## START Data rows

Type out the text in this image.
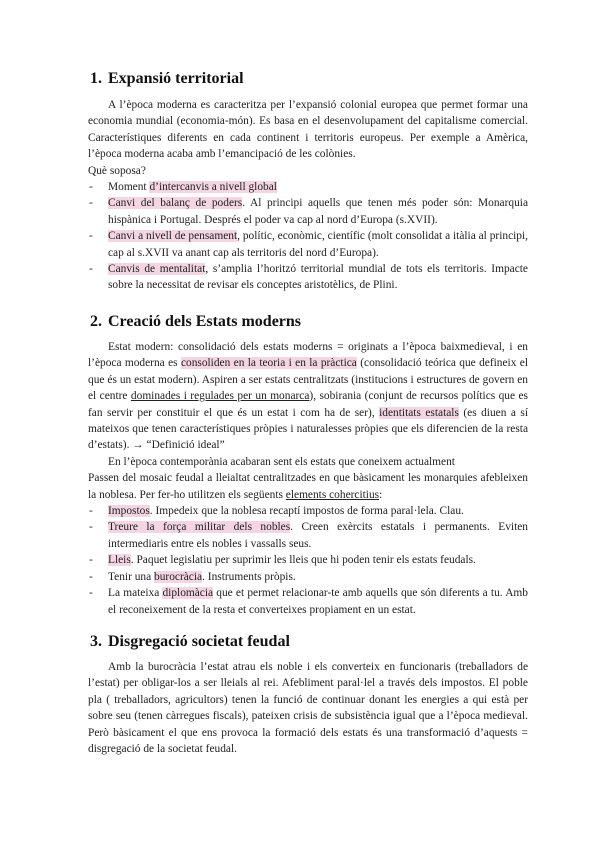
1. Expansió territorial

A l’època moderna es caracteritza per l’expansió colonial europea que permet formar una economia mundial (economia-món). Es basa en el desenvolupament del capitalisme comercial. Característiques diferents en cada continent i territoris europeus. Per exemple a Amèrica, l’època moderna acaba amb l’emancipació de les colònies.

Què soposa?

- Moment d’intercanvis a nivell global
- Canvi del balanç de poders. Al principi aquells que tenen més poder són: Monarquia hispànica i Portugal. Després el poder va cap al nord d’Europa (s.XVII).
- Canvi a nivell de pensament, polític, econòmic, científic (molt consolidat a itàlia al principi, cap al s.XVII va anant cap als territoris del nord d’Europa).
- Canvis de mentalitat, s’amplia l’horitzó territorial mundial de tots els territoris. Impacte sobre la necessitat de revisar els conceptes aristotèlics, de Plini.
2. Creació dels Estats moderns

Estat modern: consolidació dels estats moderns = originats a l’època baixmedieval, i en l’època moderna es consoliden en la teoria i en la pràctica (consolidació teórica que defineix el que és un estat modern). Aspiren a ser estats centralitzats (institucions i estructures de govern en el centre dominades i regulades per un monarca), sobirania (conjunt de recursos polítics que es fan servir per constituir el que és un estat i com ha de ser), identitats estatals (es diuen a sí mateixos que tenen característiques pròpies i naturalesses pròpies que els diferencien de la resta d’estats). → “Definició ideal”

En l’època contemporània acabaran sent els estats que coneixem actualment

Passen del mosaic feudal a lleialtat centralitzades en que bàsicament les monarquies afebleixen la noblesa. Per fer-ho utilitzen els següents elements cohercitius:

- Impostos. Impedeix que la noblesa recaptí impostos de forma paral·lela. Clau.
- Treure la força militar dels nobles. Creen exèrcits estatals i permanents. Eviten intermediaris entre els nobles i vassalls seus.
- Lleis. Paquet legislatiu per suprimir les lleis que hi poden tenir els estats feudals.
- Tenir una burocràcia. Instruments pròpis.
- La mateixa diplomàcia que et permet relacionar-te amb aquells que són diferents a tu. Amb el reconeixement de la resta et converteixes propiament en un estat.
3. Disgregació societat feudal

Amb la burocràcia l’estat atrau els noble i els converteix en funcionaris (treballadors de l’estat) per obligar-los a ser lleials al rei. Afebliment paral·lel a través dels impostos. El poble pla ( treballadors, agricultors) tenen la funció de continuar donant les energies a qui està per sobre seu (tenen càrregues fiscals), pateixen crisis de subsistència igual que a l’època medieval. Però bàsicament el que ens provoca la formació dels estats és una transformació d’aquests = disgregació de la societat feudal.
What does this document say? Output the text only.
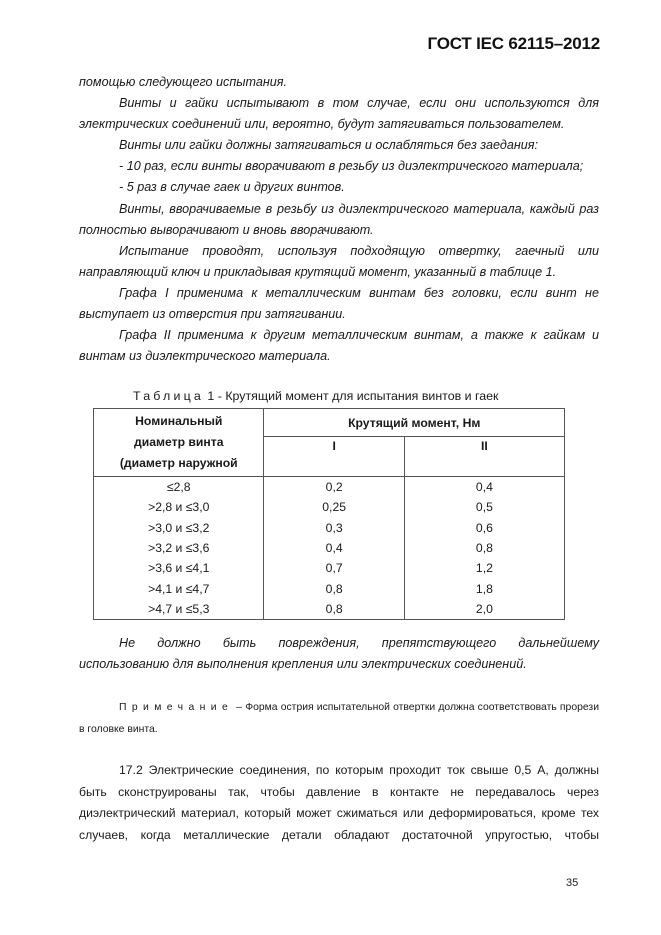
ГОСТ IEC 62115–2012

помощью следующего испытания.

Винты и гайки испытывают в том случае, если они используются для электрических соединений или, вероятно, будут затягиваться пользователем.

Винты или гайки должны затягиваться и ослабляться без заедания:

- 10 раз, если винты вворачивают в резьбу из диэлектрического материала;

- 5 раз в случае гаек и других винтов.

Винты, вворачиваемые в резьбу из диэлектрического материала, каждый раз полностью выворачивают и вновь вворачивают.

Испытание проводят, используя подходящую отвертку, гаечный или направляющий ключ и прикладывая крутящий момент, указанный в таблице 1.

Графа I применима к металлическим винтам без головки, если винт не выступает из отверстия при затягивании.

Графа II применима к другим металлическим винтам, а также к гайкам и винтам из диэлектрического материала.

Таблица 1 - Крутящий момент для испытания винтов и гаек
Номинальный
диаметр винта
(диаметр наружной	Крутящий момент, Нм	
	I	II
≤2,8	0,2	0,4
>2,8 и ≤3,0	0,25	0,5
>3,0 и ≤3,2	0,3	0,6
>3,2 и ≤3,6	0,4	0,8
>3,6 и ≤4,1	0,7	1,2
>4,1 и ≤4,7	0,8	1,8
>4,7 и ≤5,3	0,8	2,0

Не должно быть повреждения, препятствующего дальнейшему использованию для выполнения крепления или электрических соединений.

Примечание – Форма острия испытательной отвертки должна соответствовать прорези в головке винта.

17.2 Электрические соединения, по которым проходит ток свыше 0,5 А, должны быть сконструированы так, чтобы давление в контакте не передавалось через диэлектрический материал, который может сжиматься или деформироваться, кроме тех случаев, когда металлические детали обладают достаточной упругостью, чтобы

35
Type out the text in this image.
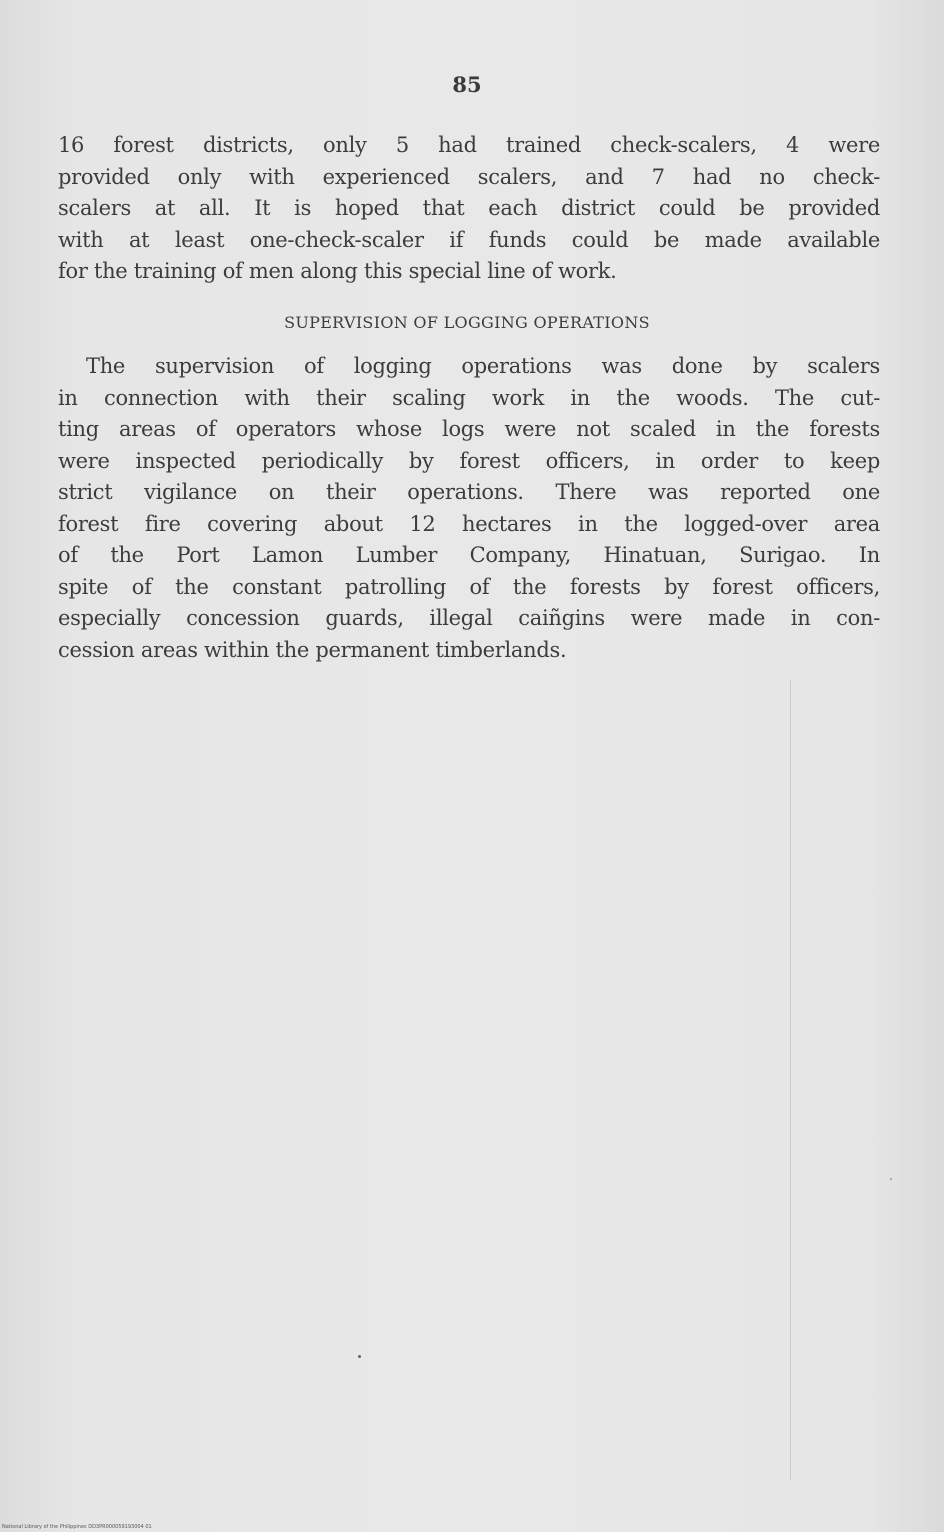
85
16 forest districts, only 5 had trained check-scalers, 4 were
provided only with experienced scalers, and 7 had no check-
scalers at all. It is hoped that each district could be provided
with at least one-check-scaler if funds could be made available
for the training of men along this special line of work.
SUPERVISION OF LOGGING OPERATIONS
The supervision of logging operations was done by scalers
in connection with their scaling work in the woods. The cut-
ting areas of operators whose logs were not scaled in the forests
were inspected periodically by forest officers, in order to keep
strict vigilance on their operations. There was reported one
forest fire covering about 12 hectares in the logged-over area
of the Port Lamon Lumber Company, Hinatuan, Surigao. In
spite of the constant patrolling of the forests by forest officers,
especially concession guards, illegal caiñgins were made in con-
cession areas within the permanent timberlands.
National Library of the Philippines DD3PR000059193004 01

## END Data rows

Exercise prompt: Leave the pictures out, and print every line of the listing exactly as written.

Result for this task:
Type out the text in this image.
1. Expansió territorial

A l’època moderna es caracteritza per l’expansió colonial europea que permet formar una economia mundial (economia-món). Es basa en el desenvolupament del capitalisme comercial. Característiques diferents en cada continent i territoris europeus. Per exemple a Amèrica, l’època moderna acaba amb l’emancipació de les colònies.

Què soposa?

- Moment d’intercanvis a nivell global
- Canvi del balanç de poders. Al principi aquells que tenen més poder són: Monarquia hispànica i Portugal. Després el poder va cap al nord d’Europa (s.XVII).
- Canvi a nivell de pensament, polític, econòmic, científic (molt consolidat a itàlia al principi, cap al s.XVII va anant cap als territoris del nord d’Europa).
- Canvis de mentalitat, s’amplia l’horitzó territorial mundial de tots els territoris. Impacte sobre la necessitat de revisar els conceptes aristotèlics, de Plini.
2. Creació dels Estats moderns

Estat modern: consolidació dels estats moderns = originats a l’època baixmedieval, i en l’època moderna es consoliden en la teoria i en la pràctica (consolidació teórica que defineix el que és un estat modern). Aspiren a ser estats centralitzats (institucions i estructures de govern en el centre dominades i regulades per un monarca), sobirania (conjunt de recursos polítics que es fan servir per constituir el que és un estat i com ha de ser), identitats estatals (es diuen a sí mateixos que tenen característiques pròpies i naturalesses pròpies que els diferencien de la resta d’estats). → “Definició ideal”

En l’època contemporània acabaran sent els estats que coneixem actualment

Passen del mosaic feudal a lleialtat centralitzades en que bàsicament les monarquies afebleixen la noblesa. Per fer-ho utilitzen els següents elements cohercitius:

- Impostos. Impedeix que la noblesa recaptí impostos de forma paral·lela. Clau.
- Treure la força militar dels nobles. Creen exèrcits estatals i permanents. Eviten intermediaris entre els nobles i vassalls seus.
- Lleis. Paquet legislatiu per suprimir les lleis que hi poden tenir els estats feudals.
- Tenir una burocràcia. Instruments pròpis.
- La mateixa diplomàcia que et permet relacionar-te amb aquells que són diferents a tu. Amb el reconeixement de la resta et converteixes propiament en un estat.
3. Disgregació societat feudal

Amb la burocràcia l’estat atrau els noble i els converteix en funcionaris (treballadors de l’estat) per obligar-los a ser lleials al rei. Afebliment paral·lel a través dels impostos. El poble pla ( treballadors, agricultors) tenen la funció de continuar donant les energies a qui està per sobre seu (tenen càrregues fiscals), pateixen crisis de subsistència igual que a l’època medieval. Però bàsicament el que ens provoca la formació dels estats és una transformació d’aquests = disgregació de la societat feudal.
What does this document say? Output the text only.
ГОСТ IEC 62115–2012

помощью следующего испытания.

Винты и гайки испытывают в том случае, если они используются для электрических соединений или, вероятно, будут затягиваться пользователем.

Винты или гайки должны затягиваться и ослабляться без заедания:

- 10 раз, если винты вворачивают в резьбу из диэлектрического материала;

- 5 раз в случае гаек и других винтов.

Винты, вворачиваемые в резьбу из диэлектрического материала, каждый раз полностью выворачивают и вновь вворачивают.

Испытание проводят, используя подходящую отвертку, гаечный или направляющий ключ и прикладывая крутящий момент, указанный в таблице 1.

Графа I применима к металлическим винтам без головки, если винт не выступает из отверстия при затягивании.

Графа II применима к другим металлическим винтам, а также к гайкам и винтам из диэлектрического материала.

Таблица 1 - Крутящий момент для испытания винтов и гаек
Номинальный
диаметр винта
(диаметр наружной	Крутящий момент, Нм	
	I	II
≤2,8	0,2	0,4
>2,8 и ≤3,0	0,25	0,5
>3,0 и ≤3,2	0,3	0,6
>3,2 и ≤3,6	0,4	0,8
>3,6 и ≤4,1	0,7	1,2
>4,1 и ≤4,7	0,8	1,8
>4,7 и ≤5,3	0,8	2,0

Не должно быть повреждения, препятствующего дальнейшему использованию для выполнения крепления или электрических соединений.

Примечание – Форма острия испытательной отвертки должна соответствовать прорези в головке винта.

17.2 Электрические соединения, по которым проходит ток свыше 0,5 А, должны быть сконструированы так, чтобы давление в контакте не передавалось через диэлектрический материал, который может сжиматься или деформироваться, кроме тех случаев, когда металлические детали обладают достаточной упругостью, чтобы

35
Type out the text in this image.
85
16 forest districts, only 5 had trained check-scalers, 4 were
provided only with experienced scalers, and 7 had no check-
scalers at all. It is hoped that each district could be provided
with at least one-check-scaler if funds could be made available
for the training of men along this special line of work.
SUPERVISION OF LOGGING OPERATIONS
The supervision of logging operations was done by scalers
in connection with their scaling work in the woods. The cut-
ting areas of operators whose logs were not scaled in the forests
were inspected periodically by forest officers, in order to keep
strict vigilance on their operations. There was reported one
forest fire covering about 12 hectares in the logged-over area
of the Port Lamon Lumber Company, Hinatuan, Surigao. In
spite of the constant patrolling of the forests by forest officers,
especially concession guards, illegal caiñgins were made in con-
cession areas within the permanent timberlands.
National Library of the Philippines DD3PR000059193004 01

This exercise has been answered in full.